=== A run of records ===
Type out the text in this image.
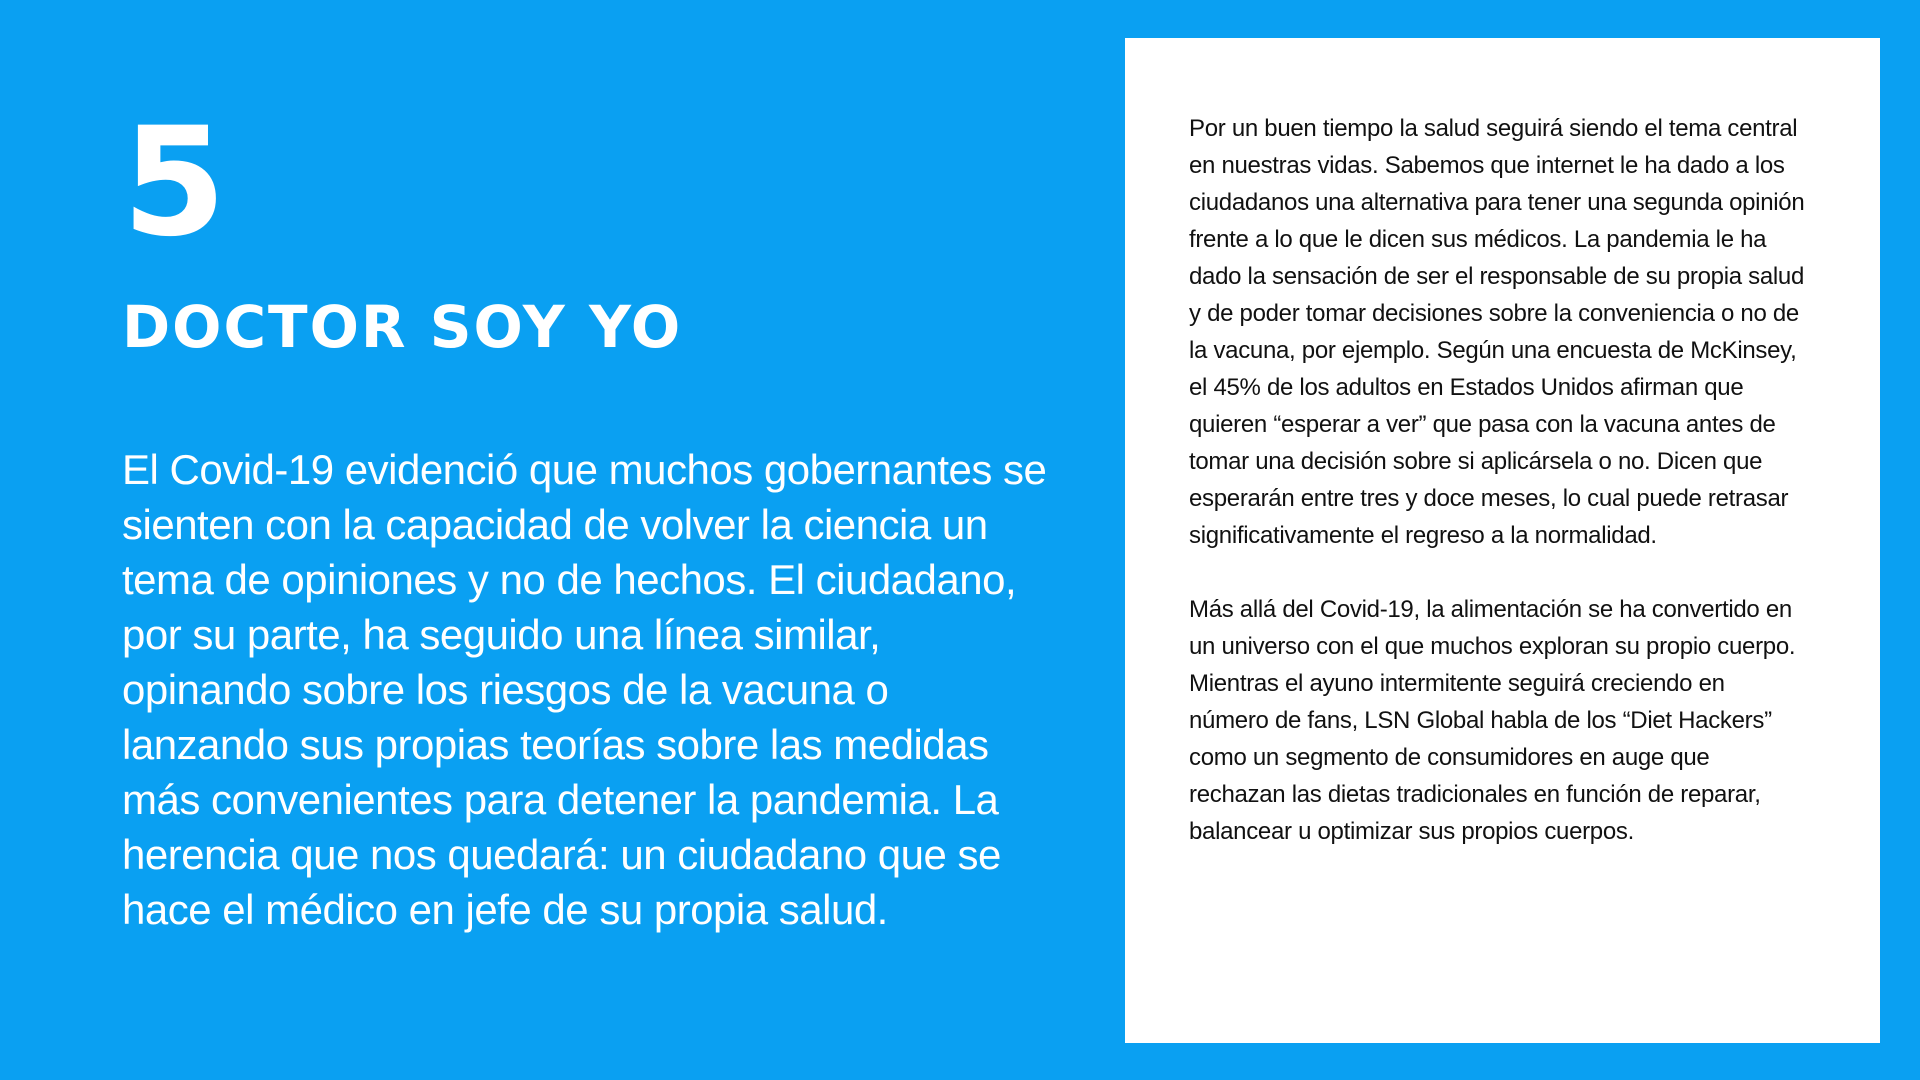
5
DOCTOR SOY YO
El Covid-19 evidenció que muchos gobernantes se sienten con la capacidad de volver la ciencia un tema de opiniones y no de hechos. El ciudadano, por su parte, ha seguido una línea similar, opinando sobre los riesgos de la vacuna o lanzando sus propias teorías sobre las medidas más convenientes para detener la pandemia. La herencia que nos quedará: un ciudadano que se hace el médico en jefe de su propia salud.

Por un buen tiempo la salud seguirá siendo el tema central en nuestras vidas. Sabemos que internet le ha dado a los ciudadanos una alternativa para tener una segunda opinión frente a lo que le dicen sus médicos. La pandemia le ha dado la sensación de ser el responsable de su propia salud y de poder tomar decisiones sobre la conveniencia o no de la vacuna, por ejemplo. Según una encuesta de McKinsey, el 45% de los adultos en Estados Unidos afirman que quieren “esperar a ver” que pasa con la vacuna antes de tomar una decisión sobre si aplicársela o no. Dicen que esperarán entre tres y doce meses, lo cual puede retrasar significativamente el regreso a la normalidad.

Más allá del Covid-19, la alimentación se ha convertido en un universo con el que muchos exploran su propio cuerpo. Mientras el ayuno intermitente seguirá creciendo en número de fans, LSN Global habla de los “Diet Hackers” como un segmento de consumidores en auge que rechazan las dietas tradicionales en función de reparar, balancear u optimizar sus propios cuerpos.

=== Stated task ===
Output the full set of records above without changing a word, and drop the images.

=== Solution to this problem ===
Type out the text in this image.
5
DOCTOR SOY YO
El Covid-19 evidenció que muchos gobernantes se sienten con la capacidad de volver la ciencia un tema de opiniones y no de hechos. El ciudadano, por su parte, ha seguido una línea similar, opinando sobre los riesgos de la vacuna o lanzando sus propias teorías sobre las medidas más convenientes para detener la pandemia. La herencia que nos quedará: un ciudadano que se hace el médico en jefe de su propia salud.

Por un buen tiempo la salud seguirá siendo el tema central en nuestras vidas. Sabemos que internet le ha dado a los ciudadanos una alternativa para tener una segunda opinión frente a lo que le dicen sus médicos. La pandemia le ha dado la sensación de ser el responsable de su propia salud y de poder tomar decisiones sobre la conveniencia o no de la vacuna, por ejemplo. Según una encuesta de McKinsey, el 45% de los adultos en Estados Unidos afirman que quieren “esperar a ver” que pasa con la vacuna antes de tomar una decisión sobre si aplicársela o no. Dicen que esperarán entre tres y doce meses, lo cual puede retrasar significativamente el regreso a la normalidad.

Más allá del Covid-19, la alimentación se ha convertido en un universo con el que muchos exploran su propio cuerpo. Mientras el ayuno intermitente seguirá creciendo en número de fans, LSN Global habla de los “Diet Hackers” como un segmento de consumidores en auge que rechazan las dietas tradicionales en función de reparar, balancear u optimizar sus propios cuerpos.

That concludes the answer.